In the copy, include no images. Reproduce the entries exactly.
=== Exercise material ===
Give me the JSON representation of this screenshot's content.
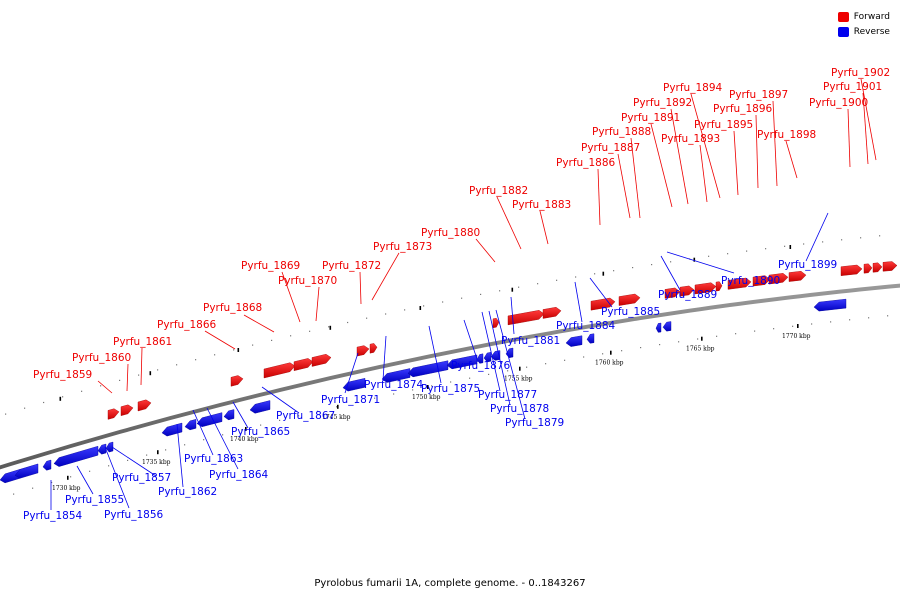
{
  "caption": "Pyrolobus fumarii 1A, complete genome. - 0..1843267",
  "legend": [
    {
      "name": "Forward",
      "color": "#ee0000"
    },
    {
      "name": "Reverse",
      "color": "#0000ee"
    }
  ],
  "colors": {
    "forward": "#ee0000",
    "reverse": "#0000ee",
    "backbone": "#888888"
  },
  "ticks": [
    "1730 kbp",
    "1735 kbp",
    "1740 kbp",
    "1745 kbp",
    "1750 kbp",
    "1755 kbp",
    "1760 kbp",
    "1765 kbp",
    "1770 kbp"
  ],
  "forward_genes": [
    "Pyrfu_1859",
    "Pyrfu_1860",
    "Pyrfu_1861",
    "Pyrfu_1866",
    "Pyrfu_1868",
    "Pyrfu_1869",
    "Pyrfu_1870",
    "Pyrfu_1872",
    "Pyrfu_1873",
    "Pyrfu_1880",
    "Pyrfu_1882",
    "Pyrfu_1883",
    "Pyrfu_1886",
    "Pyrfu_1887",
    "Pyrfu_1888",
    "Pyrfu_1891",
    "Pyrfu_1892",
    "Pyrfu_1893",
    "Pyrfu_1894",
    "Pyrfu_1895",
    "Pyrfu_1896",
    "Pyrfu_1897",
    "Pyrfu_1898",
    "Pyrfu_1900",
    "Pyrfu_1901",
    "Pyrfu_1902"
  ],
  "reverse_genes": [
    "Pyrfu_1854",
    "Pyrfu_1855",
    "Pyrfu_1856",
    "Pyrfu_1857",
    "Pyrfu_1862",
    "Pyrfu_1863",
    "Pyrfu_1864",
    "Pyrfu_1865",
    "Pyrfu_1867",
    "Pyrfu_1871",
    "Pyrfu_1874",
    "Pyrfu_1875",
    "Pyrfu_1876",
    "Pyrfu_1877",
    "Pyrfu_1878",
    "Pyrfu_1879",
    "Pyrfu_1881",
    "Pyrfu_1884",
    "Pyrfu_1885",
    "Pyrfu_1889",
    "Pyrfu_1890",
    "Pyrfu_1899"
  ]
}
===
__Answer for the task__:
Give me the JSON representation of this screenshot's content.
{
  "caption": "Pyrolobus fumarii 1A, complete genome. - 0..1843267",
  "legend": [
    {
      "name": "Forward",
      "color": "#ee0000"
    },
    {
      "name": "Reverse",
      "color": "#0000ee"
    }
  ],
  "colors": {
    "forward": "#ee0000",
    "reverse": "#0000ee",
    "backbone": "#888888"
  },
  "ticks": [
    "1730 kbp",
    "1735 kbp",
    "1740 kbp",
    "1745 kbp",
    "1750 kbp",
    "1755 kbp",
    "1760 kbp",
    "1765 kbp",
    "1770 kbp"
  ],
  "forward_genes": [
    "Pyrfu_1859",
    "Pyrfu_1860",
    "Pyrfu_1861",
    "Pyrfu_1866",
    "Pyrfu_1868",
    "Pyrfu_1869",
    "Pyrfu_1870",
    "Pyrfu_1872",
    "Pyrfu_1873",
    "Pyrfu_1880",
    "Pyrfu_1882",
    "Pyrfu_1883",
    "Pyrfu_1886",
    "Pyrfu_1887",
    "Pyrfu_1888",
    "Pyrfu_1891",
    "Pyrfu_1892",
    "Pyrfu_1893",
    "Pyrfu_1894",
    "Pyrfu_1895",
    "Pyrfu_1896",
    "Pyrfu_1897",
    "Pyrfu_1898",
    "Pyrfu_1900",
    "Pyrfu_1901",
    "Pyrfu_1902"
  ],
  "reverse_genes": [
    "Pyrfu_1854",
    "Pyrfu_1855",
    "Pyrfu_1856",
    "Pyrfu_1857",
    "Pyrfu_1862",
    "Pyrfu_1863",
    "Pyrfu_1864",
    "Pyrfu_1865",
    "Pyrfu_1867",
    "Pyrfu_1871",
    "Pyrfu_1874",
    "Pyrfu_1875",
    "Pyrfu_1876",
    "Pyrfu_1877",
    "Pyrfu_1878",
    "Pyrfu_1879",
    "Pyrfu_1881",
    "Pyrfu_1884",
    "Pyrfu_1885",
    "Pyrfu_1889",
    "Pyrfu_1890",
    "Pyrfu_1899"
  ]
}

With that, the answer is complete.